- _REQUIREMENT_: Read the records below and copy each line that contains "carbonic".

[Recorded data]

▬▬▬

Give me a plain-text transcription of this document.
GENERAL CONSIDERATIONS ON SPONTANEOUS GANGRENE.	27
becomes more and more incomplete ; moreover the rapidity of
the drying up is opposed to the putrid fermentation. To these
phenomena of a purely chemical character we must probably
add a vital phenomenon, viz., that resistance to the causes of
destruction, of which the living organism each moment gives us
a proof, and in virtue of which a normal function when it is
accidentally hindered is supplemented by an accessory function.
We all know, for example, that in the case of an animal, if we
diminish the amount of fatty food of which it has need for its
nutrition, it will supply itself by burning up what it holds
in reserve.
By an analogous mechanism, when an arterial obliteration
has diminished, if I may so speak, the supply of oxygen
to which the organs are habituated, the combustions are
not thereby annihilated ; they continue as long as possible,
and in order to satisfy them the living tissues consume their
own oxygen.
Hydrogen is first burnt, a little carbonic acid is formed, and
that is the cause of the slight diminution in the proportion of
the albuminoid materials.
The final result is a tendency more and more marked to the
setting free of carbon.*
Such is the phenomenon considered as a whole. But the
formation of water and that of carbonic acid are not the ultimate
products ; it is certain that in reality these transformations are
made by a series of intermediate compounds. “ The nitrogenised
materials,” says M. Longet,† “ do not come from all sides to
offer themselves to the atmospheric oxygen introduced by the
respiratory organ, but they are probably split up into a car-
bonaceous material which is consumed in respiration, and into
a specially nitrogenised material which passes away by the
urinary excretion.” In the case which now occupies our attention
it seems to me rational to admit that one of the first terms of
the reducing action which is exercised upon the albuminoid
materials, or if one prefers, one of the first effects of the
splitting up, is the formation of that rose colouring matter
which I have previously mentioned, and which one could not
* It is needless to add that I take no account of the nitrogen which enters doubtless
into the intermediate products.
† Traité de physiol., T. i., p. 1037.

▬▬▬

- _SOLUTION TO THIS PROBLEM_:
Hydrogen is first burnt, a little carbonic acid is formed, and
formation of water and that of carbonic acid are not the ultimate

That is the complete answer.